(Collection entries)
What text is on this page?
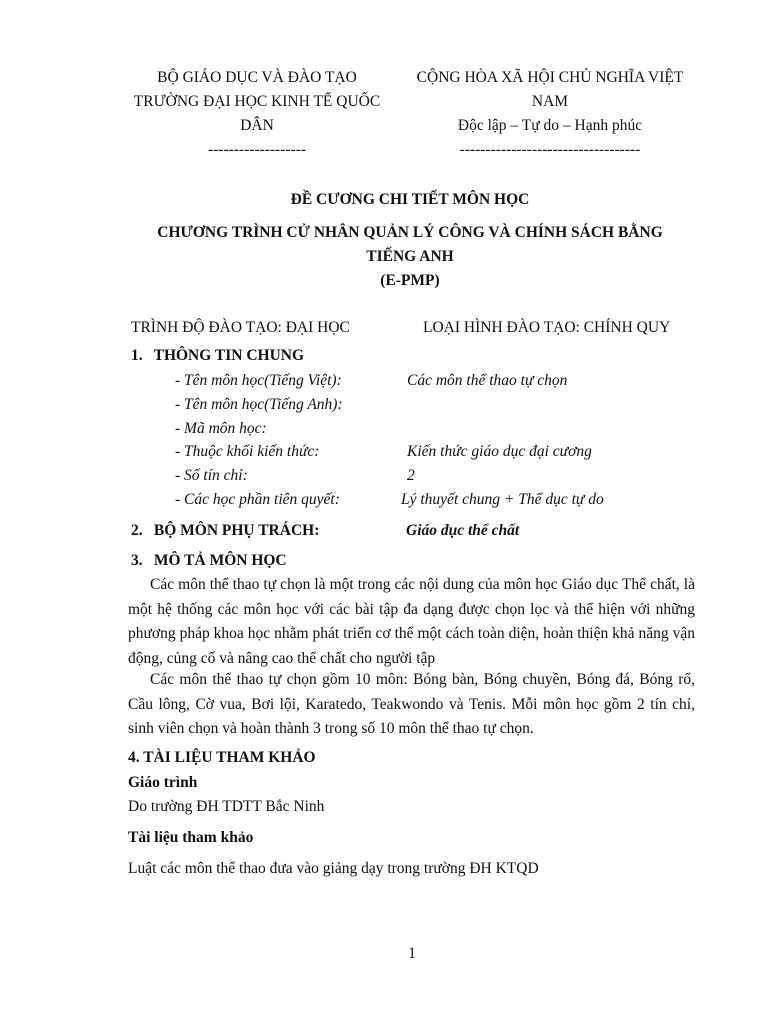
BỘ GIÁO DỤC VÀ ĐÀO TẠO
TRƯỜNG ĐẠI HỌC KINH TẾ QUỐC DÂN
-------------------
CỘNG HÒA XÃ HỘI CHỦ NGHĨA VIỆT NAM
Độc lập – Tự do – Hạnh phúc
-----------------------------------
ĐỀ CƯƠNG CHI TIẾT MÔN HỌC
CHƯƠNG TRÌNH CỬ NHÂN QUẢN LÝ CÔNG VÀ CHÍNH SÁCH BẰNG TIẾNG ANH
(E-PMP)
TRÌNH ĐỘ ĐÀO TẠO: ĐẠI HỌC	LOẠI HÌNH ĐÀO TẠO: CHÍNH QUY
1. THÔNG TIN CHUNG
- Tên môn học(Tiếng Việt):	Các môn thể thao tự chọn
- Tên môn học(Tiếng Anh):
- Mã môn học:
- Thuộc khối kiến thức:	Kiến thức giáo dục đại cương
- Số tín chỉ:	2
- Các học phần tiên quyết:	Lý thuyết chung + Thể dục tự do
2. BỘ MÔN PHỤ TRÁCH:	Giáo dục thể chất
3. MÔ TẢ MÔN HỌC
Các môn thể thao tự chọn là một trong các nội dung của môn học Giáo dục Thể chất, là một hệ thống các môn học với các bài tập đa dạng được chọn lọc và thể hiện với những phương pháp khoa học nhằm phát triển cơ thể một cách toàn diện, hoàn thiện khả năng vận động, củng cố và nâng cao thể chất cho người tập
Các môn thể thao tự chọn gồm 10 môn: Bóng bàn, Bóng chuyền, Bóng đá, Bóng rổ, Cầu lông, Cờ vua, Bơi lội, Karatedo, Teakwondo và Tenis. Mỗi môn học gồm 2 tín chỉ, sinh viên chọn và hoàn thành 3 trong số 10 môn thể thao tự chọn.
4. TÀI LIỆU THAM KHẢO
Giáo trình
Do trường ĐH TDTT Bắc Ninh
Tài liệu tham khảo
Luật các môn thể thao đưa vào giảng dạy trong trường ĐH KTQD
1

- [Stated goal] Copy out the listing exactly as it stands, but not the pictures.

- [Solved problem]
What text is on this page?
BỘ GIÁO DỤC VÀ ĐÀO TẠO
TRƯỜNG ĐẠI HỌC KINH TẾ QUỐC DÂN
-------------------
CỘNG HÒA XÃ HỘI CHỦ NGHĨA VIỆT NAM
Độc lập – Tự do – Hạnh phúc
-----------------------------------
ĐỀ CƯƠNG CHI TIẾT MÔN HỌC
CHƯƠNG TRÌNH CỬ NHÂN QUẢN LÝ CÔNG VÀ CHÍNH SÁCH BẰNG TIẾNG ANH
(E-PMP)
TRÌNH ĐỘ ĐÀO TẠO: ĐẠI HỌC	LOẠI HÌNH ĐÀO TẠO: CHÍNH QUY
1. THÔNG TIN CHUNG
- Tên môn học(Tiếng Việt):	Các môn thể thao tự chọn
- Tên môn học(Tiếng Anh):
- Mã môn học:
- Thuộc khối kiến thức:	Kiến thức giáo dục đại cương
- Số tín chỉ:	2
- Các học phần tiên quyết:	Lý thuyết chung + Thể dục tự do
2. BỘ MÔN PHỤ TRÁCH:	Giáo dục thể chất
3. MÔ TẢ MÔN HỌC
Các môn thể thao tự chọn là một trong các nội dung của môn học Giáo dục Thể chất, là một hệ thống các môn học với các bài tập đa dạng được chọn lọc và thể hiện với những phương pháp khoa học nhằm phát triển cơ thể một cách toàn diện, hoàn thiện khả năng vận động, củng cố và nâng cao thể chất cho người tập
Các môn thể thao tự chọn gồm 10 môn: Bóng bàn, Bóng chuyền, Bóng đá, Bóng rổ, Cầu lông, Cờ vua, Bơi lội, Karatedo, Teakwondo và Tenis. Mỗi môn học gồm 2 tín chỉ, sinh viên chọn và hoàn thành 3 trong số 10 môn thể thao tự chọn.
4. TÀI LIỆU THAM KHẢO
Giáo trình
Do trường ĐH TDTT Bắc Ninh
Tài liệu tham khảo
Luật các môn thể thao đưa vào giảng dạy trong trường ĐH KTQD
1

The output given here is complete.